Set each record down exactly, excluding all images.

╭─ DATA EXCERPTS

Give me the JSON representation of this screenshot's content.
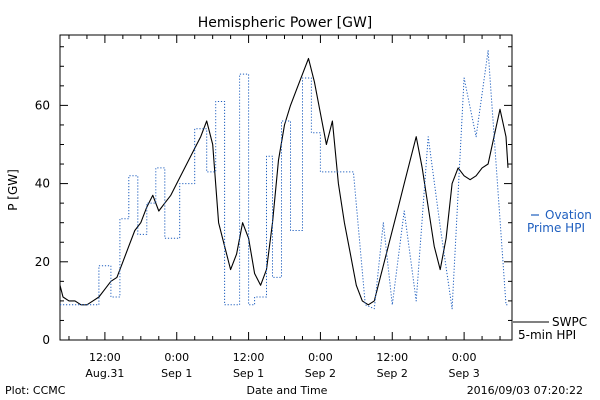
{
  "chart_data": {
    "type": "line",
    "title": "Hemispheric Power [GW]",
    "ylabel": "P [GW]",
    "xlabel": "Date and Time",
    "ylim": [
      0,
      78
    ],
    "yticks": [
      0,
      20,
      40,
      60
    ],
    "grid": false,
    "xticks": [
      {
        "t": "2016-08-31 12:00",
        "line1": "12:00",
        "line2": "Aug.31"
      },
      {
        "t": "2016-09-01 00:00",
        "line1": "0:00",
        "line2": "Sep 1"
      },
      {
        "t": "2016-09-01 12:00",
        "line1": "12:00",
        "line2": "Sep 1"
      },
      {
        "t": "2016-09-02 00:00",
        "line1": "0:00",
        "line2": "Sep 2"
      },
      {
        "t": "2016-09-02 12:00",
        "line1": "12:00",
        "line2": "Sep 2"
      },
      {
        "t": "2016-09-03 00:00",
        "line1": "0:00",
        "line2": "Sep 3"
      }
    ],
    "xlim": [
      "2016-08-31 04:30",
      "2016-09-03 08:00"
    ],
    "legend_placement": "right",
    "series": [
      {
        "name": "SWPC 5-min HPI",
        "legend_lines": [
          "SWPC",
          "5-min HPI"
        ],
        "color": "#000000",
        "style": "solid",
        "x": [
          "2016-08-31 04:30",
          "2016-08-31 05:00",
          "2016-08-31 06:00",
          "2016-08-31 07:00",
          "2016-08-31 08:00",
          "2016-08-31 09:00",
          "2016-08-31 10:00",
          "2016-08-31 11:00",
          "2016-08-31 12:00",
          "2016-08-31 13:00",
          "2016-08-31 14:00",
          "2016-08-31 15:00",
          "2016-08-31 16:00",
          "2016-08-31 17:00",
          "2016-08-31 18:00",
          "2016-08-31 19:00",
          "2016-08-31 20:00",
          "2016-08-31 21:00",
          "2016-08-31 22:00",
          "2016-08-31 23:00",
          "2016-09-01 00:00",
          "2016-09-01 01:00",
          "2016-09-01 02:00",
          "2016-09-01 03:00",
          "2016-09-01 04:00",
          "2016-09-01 05:00",
          "2016-09-01 06:00",
          "2016-09-01 07:00",
          "2016-09-01 08:00",
          "2016-09-01 09:00",
          "2016-09-01 10:00",
          "2016-09-01 11:00",
          "2016-09-01 12:00",
          "2016-09-01 13:00",
          "2016-09-01 14:00",
          "2016-09-01 15:00",
          "2016-09-01 16:00",
          "2016-09-01 17:00",
          "2016-09-01 18:00",
          "2016-09-01 19:00",
          "2016-09-01 20:00",
          "2016-09-01 21:00",
          "2016-09-01 22:00",
          "2016-09-01 23:00",
          "2016-09-02 00:00",
          "2016-09-02 01:00",
          "2016-09-02 02:00",
          "2016-09-02 03:00",
          "2016-09-02 04:00",
          "2016-09-02 05:00",
          "2016-09-02 06:00",
          "2016-09-02 07:00",
          "2016-09-02 08:00",
          "2016-09-02 09:00",
          "2016-09-02 10:00",
          "2016-09-02 11:00",
          "2016-09-02 12:00",
          "2016-09-02 13:00",
          "2016-09-02 14:00",
          "2016-09-02 15:00",
          "2016-09-02 16:00",
          "2016-09-02 17:00",
          "2016-09-02 18:00",
          "2016-09-02 19:00",
          "2016-09-02 20:00",
          "2016-09-02 21:00",
          "2016-09-02 22:00",
          "2016-09-02 23:00",
          "2016-09-03 00:00",
          "2016-09-03 01:00",
          "2016-09-03 02:00",
          "2016-09-03 03:00",
          "2016-09-03 04:00",
          "2016-09-03 05:00",
          "2016-09-03 06:00",
          "2016-09-03 07:00",
          "2016-09-03 07:20"
        ],
        "y": [
          14,
          11,
          10,
          10,
          9,
          9,
          10,
          11,
          13,
          15,
          16,
          20,
          24,
          28,
          30,
          34,
          37,
          33,
          35,
          37,
          40,
          43,
          46,
          49,
          52,
          56,
          50,
          30,
          24,
          18,
          22,
          30,
          26,
          17,
          14,
          18,
          30,
          46,
          55,
          60,
          64,
          68,
          72,
          66,
          58,
          50,
          56,
          40,
          30,
          22,
          14,
          10,
          9,
          10,
          16,
          22,
          28,
          34,
          40,
          46,
          52,
          44,
          34,
          24,
          18,
          26,
          40,
          44,
          42,
          41,
          42,
          44,
          45,
          52,
          59,
          52,
          44
        ]
      },
      {
        "name": "Ovation Prime HPI",
        "legend_lines": [
          "Ovation",
          "Prime HPI"
        ],
        "color": "#1f5fbf",
        "style": "dotted",
        "x": [
          "2016-08-31 04:30",
          "2016-08-31 11:00",
          "2016-08-31 11:00",
          "2016-08-31 13:00",
          "2016-08-31 13:00",
          "2016-08-31 14:30",
          "2016-08-31 14:30",
          "2016-08-31 16:00",
          "2016-08-31 16:00",
          "2016-08-31 17:30",
          "2016-08-31 17:30",
          "2016-08-31 19:00",
          "2016-08-31 19:00",
          "2016-08-31 20:30",
          "2016-08-31 20:30",
          "2016-08-31 22:00",
          "2016-08-31 22:00",
          "2016-09-01 00:30",
          "2016-09-01 00:30",
          "2016-09-01 03:00",
          "2016-09-01 03:00",
          "2016-09-01 05:00",
          "2016-09-01 05:00",
          "2016-09-01 06:30",
          "2016-09-01 06:30",
          "2016-09-01 08:00",
          "2016-09-01 08:00",
          "2016-09-01 10:30",
          "2016-09-01 10:30",
          "2016-09-01 12:00",
          "2016-09-01 12:00",
          "2016-09-01 13:00",
          "2016-09-01 13:00",
          "2016-09-01 15:00",
          "2016-09-01 15:00",
          "2016-09-01 16:00",
          "2016-09-01 16:00",
          "2016-09-01 17:30",
          "2016-09-01 17:30",
          "2016-09-01 19:00",
          "2016-09-01 19:00",
          "2016-09-01 21:00",
          "2016-09-01 21:00",
          "2016-09-01 22:30",
          "2016-09-01 22:30",
          "2016-09-02 00:00",
          "2016-09-02 00:00",
          "2016-09-02 02:00",
          "2016-09-02 05:30",
          "2016-09-02 05:30",
          "2016-09-02 07:30",
          "2016-09-02 07:30",
          "2016-09-02 09:00",
          "2016-09-02 09:00",
          "2016-09-02 10:30",
          "2016-09-02 10:30",
          "2016-09-02 12:00",
          "2016-09-02 12:00",
          "2016-09-02 14:00",
          "2016-09-02 14:00",
          "2016-09-02 16:00",
          "2016-09-02 16:00",
          "2016-09-02 18:00",
          "2016-09-02 18:00",
          "2016-09-02 20:00",
          "2016-09-02 20:00",
          "2016-09-02 22:00",
          "2016-09-02 22:00",
          "2016-09-03 00:00",
          "2016-09-03 00:00",
          "2016-09-03 02:00",
          "2016-09-03 02:00",
          "2016-09-03 04:00",
          "2016-09-03 07:00",
          "2016-09-03 07:00",
          "2016-09-03 07:20"
        ],
        "y": [
          9,
          9,
          19,
          19,
          11,
          11,
          31,
          31,
          42,
          42,
          27,
          27,
          35,
          35,
          44,
          44,
          26,
          26,
          40,
          40,
          54,
          54,
          43,
          43,
          61,
          61,
          9,
          9,
          68,
          68,
          9,
          9,
          11,
          11,
          47,
          47,
          16,
          16,
          56,
          56,
          28,
          28,
          67,
          67,
          53,
          53,
          43,
          43,
          43,
          43,
          9,
          9,
          8,
          8,
          30,
          30,
          9,
          9,
          33,
          33,
          10,
          10,
          52,
          52,
          29,
          29,
          8,
          8,
          67,
          67,
          52,
          52,
          74,
          9,
          9,
          9
        ]
      }
    ]
  },
  "footer": {
    "plot_source": "Plot: CCMC",
    "timestamp": "2016/09/03 07:20:22"
  }
}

╰─

- [TASK RESULT]:
Give me the JSON representation of this screenshot's content.
{
  "chart_data": {
    "type": "line",
    "title": "Hemispheric Power [GW]",
    "ylabel": "P [GW]",
    "xlabel": "Date and Time",
    "ylim": [
      0,
      78
    ],
    "yticks": [
      0,
      20,
      40,
      60
    ],
    "grid": false,
    "xticks": [
      {
        "t": "2016-08-31 12:00",
        "line1": "12:00",
        "line2": "Aug.31"
      },
      {
        "t": "2016-09-01 00:00",
        "line1": "0:00",
        "line2": "Sep 1"
      },
      {
        "t": "2016-09-01 12:00",
        "line1": "12:00",
        "line2": "Sep 1"
      },
      {
        "t": "2016-09-02 00:00",
        "line1": "0:00",
        "line2": "Sep 2"
      },
      {
        "t": "2016-09-02 12:00",
        "line1": "12:00",
        "line2": "Sep 2"
      },
      {
        "t": "2016-09-03 00:00",
        "line1": "0:00",
        "line2": "Sep 3"
      }
    ],
    "xlim": [
      "2016-08-31 04:30",
      "2016-09-03 08:00"
    ],
    "legend_placement": "right",
    "series": [
      {
        "name": "SWPC 5-min HPI",
        "legend_lines": [
          "SWPC",
          "5-min HPI"
        ],
        "color": "#000000",
        "style": "solid",
        "x": [
          "2016-08-31 04:30",
          "2016-08-31 05:00",
          "2016-08-31 06:00",
          "2016-08-31 07:00",
          "2016-08-31 08:00",
          "2016-08-31 09:00",
          "2016-08-31 10:00",
          "2016-08-31 11:00",
          "2016-08-31 12:00",
          "2016-08-31 13:00",
          "2016-08-31 14:00",
          "2016-08-31 15:00",
          "2016-08-31 16:00",
          "2016-08-31 17:00",
          "2016-08-31 18:00",
          "2016-08-31 19:00",
          "2016-08-31 20:00",
          "2016-08-31 21:00",
          "2016-08-31 22:00",
          "2016-08-31 23:00",
          "2016-09-01 00:00",
          "2016-09-01 01:00",
          "2016-09-01 02:00",
          "2016-09-01 03:00",
          "2016-09-01 04:00",
          "2016-09-01 05:00",
          "2016-09-01 06:00",
          "2016-09-01 07:00",
          "2016-09-01 08:00",
          "2016-09-01 09:00",
          "2016-09-01 10:00",
          "2016-09-01 11:00",
          "2016-09-01 12:00",
          "2016-09-01 13:00",
          "2016-09-01 14:00",
          "2016-09-01 15:00",
          "2016-09-01 16:00",
          "2016-09-01 17:00",
          "2016-09-01 18:00",
          "2016-09-01 19:00",
          "2016-09-01 20:00",
          "2016-09-01 21:00",
          "2016-09-01 22:00",
          "2016-09-01 23:00",
          "2016-09-02 00:00",
          "2016-09-02 01:00",
          "2016-09-02 02:00",
          "2016-09-02 03:00",
          "2016-09-02 04:00",
          "2016-09-02 05:00",
          "2016-09-02 06:00",
          "2016-09-02 07:00",
          "2016-09-02 08:00",
          "2016-09-02 09:00",
          "2016-09-02 10:00",
          "2016-09-02 11:00",
          "2016-09-02 12:00",
          "2016-09-02 13:00",
          "2016-09-02 14:00",
          "2016-09-02 15:00",
          "2016-09-02 16:00",
          "2016-09-02 17:00",
          "2016-09-02 18:00",
          "2016-09-02 19:00",
          "2016-09-02 20:00",
          "2016-09-02 21:00",
          "2016-09-02 22:00",
          "2016-09-02 23:00",
          "2016-09-03 00:00",
          "2016-09-03 01:00",
          "2016-09-03 02:00",
          "2016-09-03 03:00",
          "2016-09-03 04:00",
          "2016-09-03 05:00",
          "2016-09-03 06:00",
          "2016-09-03 07:00",
          "2016-09-03 07:20"
        ],
        "y": [
          14,
          11,
          10,
          10,
          9,
          9,
          10,
          11,
          13,
          15,
          16,
          20,
          24,
          28,
          30,
          34,
          37,
          33,
          35,
          37,
          40,
          43,
          46,
          49,
          52,
          56,
          50,
          30,
          24,
          18,
          22,
          30,
          26,
          17,
          14,
          18,
          30,
          46,
          55,
          60,
          64,
          68,
          72,
          66,
          58,
          50,
          56,
          40,
          30,
          22,
          14,
          10,
          9,
          10,
          16,
          22,
          28,
          34,
          40,
          46,
          52,
          44,
          34,
          24,
          18,
          26,
          40,
          44,
          42,
          41,
          42,
          44,
          45,
          52,
          59,
          52,
          44
        ]
      },
      {
        "name": "Ovation Prime HPI",
        "legend_lines": [
          "Ovation",
          "Prime HPI"
        ],
        "color": "#1f5fbf",
        "style": "dotted",
        "x": [
          "2016-08-31 04:30",
          "2016-08-31 11:00",
          "2016-08-31 11:00",
          "2016-08-31 13:00",
          "2016-08-31 13:00",
          "2016-08-31 14:30",
          "2016-08-31 14:30",
          "2016-08-31 16:00",
          "2016-08-31 16:00",
          "2016-08-31 17:30",
          "2016-08-31 17:30",
          "2016-08-31 19:00",
          "2016-08-31 19:00",
          "2016-08-31 20:30",
          "2016-08-31 20:30",
          "2016-08-31 22:00",
          "2016-08-31 22:00",
          "2016-09-01 00:30",
          "2016-09-01 00:30",
          "2016-09-01 03:00",
          "2016-09-01 03:00",
          "2016-09-01 05:00",
          "2016-09-01 05:00",
          "2016-09-01 06:30",
          "2016-09-01 06:30",
          "2016-09-01 08:00",
          "2016-09-01 08:00",
          "2016-09-01 10:30",
          "2016-09-01 10:30",
          "2016-09-01 12:00",
          "2016-09-01 12:00",
          "2016-09-01 13:00",
          "2016-09-01 13:00",
          "2016-09-01 15:00",
          "2016-09-01 15:00",
          "2016-09-01 16:00",
          "2016-09-01 16:00",
          "2016-09-01 17:30",
          "2016-09-01 17:30",
          "2016-09-01 19:00",
          "2016-09-01 19:00",
          "2016-09-01 21:00",
          "2016-09-01 21:00",
          "2016-09-01 22:30",
          "2016-09-01 22:30",
          "2016-09-02 00:00",
          "2016-09-02 00:00",
          "2016-09-02 02:00",
          "2016-09-02 05:30",
          "2016-09-02 05:30",
          "2016-09-02 07:30",
          "2016-09-02 07:30",
          "2016-09-02 09:00",
          "2016-09-02 09:00",
          "2016-09-02 10:30",
          "2016-09-02 10:30",
          "2016-09-02 12:00",
          "2016-09-02 12:00",
          "2016-09-02 14:00",
          "2016-09-02 14:00",
          "2016-09-02 16:00",
          "2016-09-02 16:00",
          "2016-09-02 18:00",
          "2016-09-02 18:00",
          "2016-09-02 20:00",
          "2016-09-02 20:00",
          "2016-09-02 22:00",
          "2016-09-02 22:00",
          "2016-09-03 00:00",
          "2016-09-03 00:00",
          "2016-09-03 02:00",
          "2016-09-03 02:00",
          "2016-09-03 04:00",
          "2016-09-03 07:00",
          "2016-09-03 07:00",
          "2016-09-03 07:20"
        ],
        "y": [
          9,
          9,
          19,
          19,
          11,
          11,
          31,
          31,
          42,
          42,
          27,
          27,
          35,
          35,
          44,
          44,
          26,
          26,
          40,
          40,
          54,
          54,
          43,
          43,
          61,
          61,
          9,
          9,
          68,
          68,
          9,
          9,
          11,
          11,
          47,
          47,
          16,
          16,
          56,
          56,
          28,
          28,
          67,
          67,
          53,
          53,
          43,
          43,
          43,
          43,
          9,
          9,
          8,
          8,
          30,
          30,
          9,
          9,
          33,
          33,
          10,
          10,
          52,
          52,
          29,
          29,
          8,
          8,
          67,
          67,
          52,
          52,
          74,
          9,
          9,
          9
        ]
      }
    ]
  },
  "footer": {
    "plot_source": "Plot: CCMC",
    "timestamp": "2016/09/03 07:20:22"
  }
}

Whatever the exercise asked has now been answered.